■ **ЧТО НУЖНО СДЕЛАТЬ**: Повторите слово в слово отрывок из текста о Любе и Блоке, начиная со слов «Так долго сдерживаемая» и заканчивая словами «правда ли, дорогой?».

■ **ИСХОДНЫЙ ТЕКСТ**:
*****

И это было на самом деле так.
Так долго сдерживаемая страсть дала о себе знать, «весь искрящийся огонь» вспыхнул с новой силой, и Люба стала любовницей совершенно ничтожного фата и болтуна поэта Чулкова.
Чем вызвала к нему лютую ненависть со стороны так пока и не остывшего к ней Белого.
Оно и понятно!
Эта жалкая личность получила практически без труда то, чего он так и не смог добиться в течение стольких лет.
Когда слухи об этой связи дошли до Блока, она объяснила ему просто:
— Я же верна моей настоящей любви, как и ты? Курс взят определенный, так что дрейф в сторону не имеет значения, не правда ли, дорогой?
«Дорогой» так и не нашел, что ответить самим им воспитанной в таком духе жене, и та продолжала «дрейфовать» от одного любовника к другому.
Будучи заботливой женой, Люба честно рассказывала о каждом из них мужу, не забывая приписывать в конце письма: «Люблю тебя одного в целом мире».

*****

■ **ДАННЫЕ ДЛЯ РАБОТЫ**:
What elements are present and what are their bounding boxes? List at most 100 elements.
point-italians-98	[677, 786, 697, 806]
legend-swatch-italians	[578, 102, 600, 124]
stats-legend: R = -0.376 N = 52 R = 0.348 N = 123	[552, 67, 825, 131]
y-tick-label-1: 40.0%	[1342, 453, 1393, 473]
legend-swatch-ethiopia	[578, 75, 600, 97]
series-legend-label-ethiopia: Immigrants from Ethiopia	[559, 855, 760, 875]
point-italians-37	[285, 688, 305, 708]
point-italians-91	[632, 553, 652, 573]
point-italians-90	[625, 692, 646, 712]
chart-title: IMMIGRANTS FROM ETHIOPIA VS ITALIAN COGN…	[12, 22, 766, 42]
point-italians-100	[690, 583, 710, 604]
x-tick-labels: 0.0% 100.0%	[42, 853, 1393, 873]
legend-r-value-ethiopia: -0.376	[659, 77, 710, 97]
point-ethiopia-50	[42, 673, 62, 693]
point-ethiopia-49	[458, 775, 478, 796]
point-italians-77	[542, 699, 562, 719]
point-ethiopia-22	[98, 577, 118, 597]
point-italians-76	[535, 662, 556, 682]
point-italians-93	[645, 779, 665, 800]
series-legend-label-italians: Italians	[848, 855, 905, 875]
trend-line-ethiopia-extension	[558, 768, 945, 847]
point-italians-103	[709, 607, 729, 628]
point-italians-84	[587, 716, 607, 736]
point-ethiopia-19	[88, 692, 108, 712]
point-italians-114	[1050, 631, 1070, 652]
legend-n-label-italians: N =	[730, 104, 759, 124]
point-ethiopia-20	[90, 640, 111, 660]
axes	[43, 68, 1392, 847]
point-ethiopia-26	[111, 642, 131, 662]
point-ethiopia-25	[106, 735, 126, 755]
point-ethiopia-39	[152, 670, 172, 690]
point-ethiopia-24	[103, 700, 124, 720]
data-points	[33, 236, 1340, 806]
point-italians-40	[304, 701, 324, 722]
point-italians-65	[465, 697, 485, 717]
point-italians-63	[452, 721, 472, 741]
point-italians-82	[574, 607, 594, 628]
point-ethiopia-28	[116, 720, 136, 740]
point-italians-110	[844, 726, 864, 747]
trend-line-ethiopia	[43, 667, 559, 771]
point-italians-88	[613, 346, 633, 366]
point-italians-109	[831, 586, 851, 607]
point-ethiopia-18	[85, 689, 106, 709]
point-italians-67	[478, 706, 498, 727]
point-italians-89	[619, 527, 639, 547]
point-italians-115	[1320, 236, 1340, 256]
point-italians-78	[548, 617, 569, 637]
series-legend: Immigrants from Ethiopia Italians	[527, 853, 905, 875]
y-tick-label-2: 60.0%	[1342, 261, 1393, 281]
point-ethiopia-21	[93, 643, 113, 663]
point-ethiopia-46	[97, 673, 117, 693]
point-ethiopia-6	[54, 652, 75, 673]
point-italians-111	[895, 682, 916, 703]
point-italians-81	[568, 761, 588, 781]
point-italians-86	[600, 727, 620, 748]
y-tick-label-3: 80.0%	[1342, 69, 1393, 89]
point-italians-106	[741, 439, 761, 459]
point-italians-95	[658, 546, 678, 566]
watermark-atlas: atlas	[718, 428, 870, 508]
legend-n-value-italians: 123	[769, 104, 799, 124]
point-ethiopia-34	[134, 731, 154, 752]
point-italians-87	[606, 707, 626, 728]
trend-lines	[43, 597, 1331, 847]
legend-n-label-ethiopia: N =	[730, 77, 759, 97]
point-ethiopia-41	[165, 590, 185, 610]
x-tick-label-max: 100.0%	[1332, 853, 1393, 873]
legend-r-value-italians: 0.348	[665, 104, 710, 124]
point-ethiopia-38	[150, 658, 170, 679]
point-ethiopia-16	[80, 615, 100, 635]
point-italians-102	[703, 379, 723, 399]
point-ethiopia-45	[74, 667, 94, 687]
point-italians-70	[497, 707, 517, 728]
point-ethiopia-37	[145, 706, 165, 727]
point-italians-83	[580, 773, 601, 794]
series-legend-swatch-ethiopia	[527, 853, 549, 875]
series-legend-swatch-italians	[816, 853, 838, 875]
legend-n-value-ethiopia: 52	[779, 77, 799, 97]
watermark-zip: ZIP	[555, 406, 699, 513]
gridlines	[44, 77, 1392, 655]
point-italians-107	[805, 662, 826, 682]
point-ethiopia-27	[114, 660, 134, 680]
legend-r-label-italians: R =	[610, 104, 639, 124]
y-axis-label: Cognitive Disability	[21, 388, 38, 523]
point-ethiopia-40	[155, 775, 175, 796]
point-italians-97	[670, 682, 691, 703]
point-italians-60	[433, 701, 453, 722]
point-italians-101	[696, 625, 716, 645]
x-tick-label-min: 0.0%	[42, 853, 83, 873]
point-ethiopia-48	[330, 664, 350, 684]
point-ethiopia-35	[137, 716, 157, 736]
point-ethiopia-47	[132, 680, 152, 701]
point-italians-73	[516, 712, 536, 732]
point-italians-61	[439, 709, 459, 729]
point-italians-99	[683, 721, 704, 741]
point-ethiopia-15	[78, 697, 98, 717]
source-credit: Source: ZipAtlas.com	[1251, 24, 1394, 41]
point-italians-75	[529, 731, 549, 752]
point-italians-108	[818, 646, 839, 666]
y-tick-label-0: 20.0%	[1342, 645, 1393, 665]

*****

■ **ГОТОВЫЙ ОТВЕТ**:
Так долго сдерживаемая страсть дала о себе знать, «весь искрящийся огонь» вспыхнул с новой силой, и Люба стала любовницей совершенно ничтожного фата и болтуна поэта Чулкова.
Чем вызвала к нему лютую ненависть со стороны так пока и не остывшего к ней Белого.
Оно и понятно!
Эта жалкая личность получила практически без труда то, чего он так и не смог добиться в течение стольких лет.
Когда слухи об этой связи дошли до Блока, она объяснила ему просто:
— Я же верна моей настоящей любви, как и ты? Курс взят определенный, так что дрейф в сторону не имеет значения, не правда ли, дорогой?